- **What you are asked to do**
Below are some records. Pull every line that contains the word "value".

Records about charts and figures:
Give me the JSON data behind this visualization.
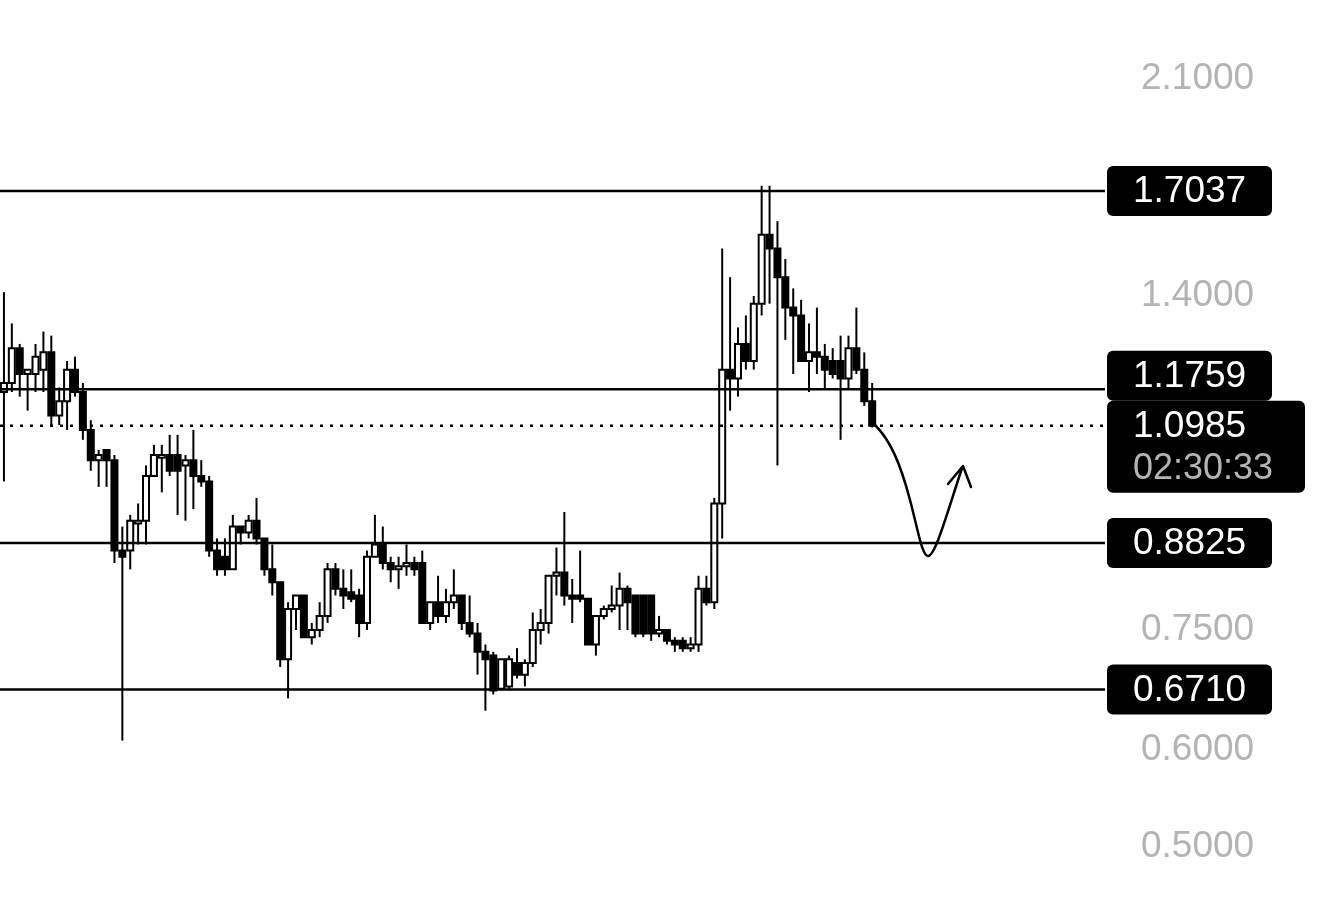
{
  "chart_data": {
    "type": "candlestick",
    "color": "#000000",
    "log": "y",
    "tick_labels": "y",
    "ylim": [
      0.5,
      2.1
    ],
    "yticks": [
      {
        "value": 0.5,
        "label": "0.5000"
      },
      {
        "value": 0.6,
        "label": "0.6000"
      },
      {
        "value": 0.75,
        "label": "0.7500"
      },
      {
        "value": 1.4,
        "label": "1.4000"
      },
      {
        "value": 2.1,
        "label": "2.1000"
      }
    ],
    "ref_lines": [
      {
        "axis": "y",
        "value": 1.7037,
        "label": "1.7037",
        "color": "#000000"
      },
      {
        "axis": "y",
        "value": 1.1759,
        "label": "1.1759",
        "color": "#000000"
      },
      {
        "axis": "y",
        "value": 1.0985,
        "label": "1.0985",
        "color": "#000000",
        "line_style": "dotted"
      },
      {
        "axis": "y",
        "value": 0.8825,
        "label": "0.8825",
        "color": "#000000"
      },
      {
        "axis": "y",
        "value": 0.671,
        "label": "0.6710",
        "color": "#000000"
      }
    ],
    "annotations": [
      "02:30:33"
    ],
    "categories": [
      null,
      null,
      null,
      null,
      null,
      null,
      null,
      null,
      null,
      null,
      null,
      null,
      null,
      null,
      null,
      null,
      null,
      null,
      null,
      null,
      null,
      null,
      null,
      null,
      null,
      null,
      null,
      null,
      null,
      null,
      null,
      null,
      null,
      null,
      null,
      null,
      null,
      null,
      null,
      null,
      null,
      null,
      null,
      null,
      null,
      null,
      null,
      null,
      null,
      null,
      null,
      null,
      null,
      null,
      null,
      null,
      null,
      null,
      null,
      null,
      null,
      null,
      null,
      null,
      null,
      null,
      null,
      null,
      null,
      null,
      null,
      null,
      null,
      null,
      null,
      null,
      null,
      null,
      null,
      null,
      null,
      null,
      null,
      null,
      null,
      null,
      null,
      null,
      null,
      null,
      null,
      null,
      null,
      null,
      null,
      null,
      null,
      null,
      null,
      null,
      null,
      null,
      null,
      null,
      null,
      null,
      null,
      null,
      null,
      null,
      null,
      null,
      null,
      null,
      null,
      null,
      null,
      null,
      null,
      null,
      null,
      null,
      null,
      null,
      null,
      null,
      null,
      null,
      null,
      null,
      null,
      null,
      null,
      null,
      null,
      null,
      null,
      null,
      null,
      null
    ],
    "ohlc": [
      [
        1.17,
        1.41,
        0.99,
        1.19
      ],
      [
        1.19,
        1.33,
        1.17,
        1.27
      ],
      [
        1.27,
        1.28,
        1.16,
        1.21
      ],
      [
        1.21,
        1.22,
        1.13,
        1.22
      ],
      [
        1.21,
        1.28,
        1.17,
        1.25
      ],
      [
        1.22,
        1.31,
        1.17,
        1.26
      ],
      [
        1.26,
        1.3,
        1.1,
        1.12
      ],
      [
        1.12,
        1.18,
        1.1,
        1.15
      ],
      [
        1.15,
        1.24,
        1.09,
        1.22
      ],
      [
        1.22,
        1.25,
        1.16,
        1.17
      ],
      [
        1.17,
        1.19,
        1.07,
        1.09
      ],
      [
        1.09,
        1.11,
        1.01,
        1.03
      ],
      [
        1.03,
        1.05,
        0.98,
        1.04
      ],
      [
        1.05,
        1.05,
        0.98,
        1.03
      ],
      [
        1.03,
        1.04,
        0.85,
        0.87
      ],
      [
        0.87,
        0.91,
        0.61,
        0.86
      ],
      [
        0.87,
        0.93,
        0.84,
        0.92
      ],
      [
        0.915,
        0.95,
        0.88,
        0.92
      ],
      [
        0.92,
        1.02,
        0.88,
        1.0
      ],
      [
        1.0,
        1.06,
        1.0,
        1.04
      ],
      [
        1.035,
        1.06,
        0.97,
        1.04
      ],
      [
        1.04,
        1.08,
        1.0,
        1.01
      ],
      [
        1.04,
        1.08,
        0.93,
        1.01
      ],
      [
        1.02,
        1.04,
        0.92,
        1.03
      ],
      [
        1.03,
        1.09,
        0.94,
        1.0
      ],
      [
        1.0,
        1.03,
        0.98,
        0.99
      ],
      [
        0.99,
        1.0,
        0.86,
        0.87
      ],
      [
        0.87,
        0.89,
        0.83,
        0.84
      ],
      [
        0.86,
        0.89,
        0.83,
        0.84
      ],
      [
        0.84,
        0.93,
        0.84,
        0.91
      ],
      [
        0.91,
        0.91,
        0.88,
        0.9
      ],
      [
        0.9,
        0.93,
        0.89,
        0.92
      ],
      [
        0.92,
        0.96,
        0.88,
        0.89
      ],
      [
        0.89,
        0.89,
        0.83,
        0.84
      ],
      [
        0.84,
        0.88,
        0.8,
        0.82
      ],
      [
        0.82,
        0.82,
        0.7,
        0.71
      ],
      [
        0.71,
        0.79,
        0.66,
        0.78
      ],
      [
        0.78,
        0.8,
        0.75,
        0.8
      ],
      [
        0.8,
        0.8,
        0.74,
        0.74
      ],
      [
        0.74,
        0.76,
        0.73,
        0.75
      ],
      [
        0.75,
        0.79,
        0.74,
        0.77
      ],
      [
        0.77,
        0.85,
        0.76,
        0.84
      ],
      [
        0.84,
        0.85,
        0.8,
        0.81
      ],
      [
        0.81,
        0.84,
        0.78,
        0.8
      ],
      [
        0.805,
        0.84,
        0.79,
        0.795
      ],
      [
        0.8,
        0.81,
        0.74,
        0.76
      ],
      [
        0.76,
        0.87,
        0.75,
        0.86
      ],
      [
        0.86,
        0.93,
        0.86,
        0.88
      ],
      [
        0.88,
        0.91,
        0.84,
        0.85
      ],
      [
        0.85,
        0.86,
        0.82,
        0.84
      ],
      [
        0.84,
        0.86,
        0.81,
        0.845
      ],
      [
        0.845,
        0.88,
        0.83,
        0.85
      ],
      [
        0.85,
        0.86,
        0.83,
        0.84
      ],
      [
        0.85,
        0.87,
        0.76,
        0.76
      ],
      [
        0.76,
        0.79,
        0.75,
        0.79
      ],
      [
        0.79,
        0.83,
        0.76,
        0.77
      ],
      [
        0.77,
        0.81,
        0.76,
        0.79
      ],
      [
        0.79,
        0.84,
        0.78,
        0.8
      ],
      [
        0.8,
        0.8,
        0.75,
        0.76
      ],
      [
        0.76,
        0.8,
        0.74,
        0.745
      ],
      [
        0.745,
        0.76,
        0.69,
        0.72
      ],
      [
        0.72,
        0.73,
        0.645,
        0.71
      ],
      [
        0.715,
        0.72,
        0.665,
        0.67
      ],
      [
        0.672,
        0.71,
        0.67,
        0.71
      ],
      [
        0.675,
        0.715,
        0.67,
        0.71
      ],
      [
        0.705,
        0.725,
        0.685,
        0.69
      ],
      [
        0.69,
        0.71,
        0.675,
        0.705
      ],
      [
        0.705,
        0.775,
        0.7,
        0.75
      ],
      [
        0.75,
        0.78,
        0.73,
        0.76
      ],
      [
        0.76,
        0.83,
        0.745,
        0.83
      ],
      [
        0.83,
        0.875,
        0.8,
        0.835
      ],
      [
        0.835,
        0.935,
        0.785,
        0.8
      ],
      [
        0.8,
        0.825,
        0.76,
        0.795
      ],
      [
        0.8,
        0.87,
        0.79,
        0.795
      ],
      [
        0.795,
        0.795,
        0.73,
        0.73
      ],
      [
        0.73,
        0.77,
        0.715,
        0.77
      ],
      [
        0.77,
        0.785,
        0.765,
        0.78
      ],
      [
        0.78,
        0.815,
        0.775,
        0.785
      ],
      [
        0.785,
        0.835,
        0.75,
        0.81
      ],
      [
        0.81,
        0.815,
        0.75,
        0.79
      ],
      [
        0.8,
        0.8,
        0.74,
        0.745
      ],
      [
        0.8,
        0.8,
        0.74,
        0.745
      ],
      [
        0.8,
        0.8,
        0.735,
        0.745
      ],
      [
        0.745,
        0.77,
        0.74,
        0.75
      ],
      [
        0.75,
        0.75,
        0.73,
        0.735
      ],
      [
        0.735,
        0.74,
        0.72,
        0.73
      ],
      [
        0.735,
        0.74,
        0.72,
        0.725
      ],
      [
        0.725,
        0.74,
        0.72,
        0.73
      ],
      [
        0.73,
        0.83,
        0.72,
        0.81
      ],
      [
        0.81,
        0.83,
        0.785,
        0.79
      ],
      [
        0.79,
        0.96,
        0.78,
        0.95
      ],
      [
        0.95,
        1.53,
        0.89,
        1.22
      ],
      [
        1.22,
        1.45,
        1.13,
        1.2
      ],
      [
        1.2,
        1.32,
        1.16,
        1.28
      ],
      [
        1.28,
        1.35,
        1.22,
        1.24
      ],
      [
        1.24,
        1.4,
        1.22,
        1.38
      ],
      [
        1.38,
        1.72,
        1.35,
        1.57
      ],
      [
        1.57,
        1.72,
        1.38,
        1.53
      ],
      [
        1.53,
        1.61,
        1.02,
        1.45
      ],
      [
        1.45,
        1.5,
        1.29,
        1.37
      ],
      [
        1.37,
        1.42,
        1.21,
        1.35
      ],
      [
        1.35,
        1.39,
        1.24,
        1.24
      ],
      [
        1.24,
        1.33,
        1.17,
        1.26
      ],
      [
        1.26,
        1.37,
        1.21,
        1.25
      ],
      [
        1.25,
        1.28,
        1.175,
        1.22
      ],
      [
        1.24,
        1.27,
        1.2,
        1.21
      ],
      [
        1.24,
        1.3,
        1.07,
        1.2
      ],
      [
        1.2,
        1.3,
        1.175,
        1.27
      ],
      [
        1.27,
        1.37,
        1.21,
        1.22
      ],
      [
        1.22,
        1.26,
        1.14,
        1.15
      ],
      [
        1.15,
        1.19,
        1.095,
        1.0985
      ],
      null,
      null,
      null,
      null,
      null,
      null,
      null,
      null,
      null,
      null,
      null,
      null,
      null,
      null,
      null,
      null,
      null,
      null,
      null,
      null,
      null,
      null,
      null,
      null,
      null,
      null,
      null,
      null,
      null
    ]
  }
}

- **Task response**
        "value": 0.5,
        "value": 0.6,
        "value": 0.75,
        "value": 1.4,
        "value": 2.1,
        "value": 1.7037,
        "value": 1.1759,
        "value": 1.0985,
        "value": 0.8825,
        "value": 0.671,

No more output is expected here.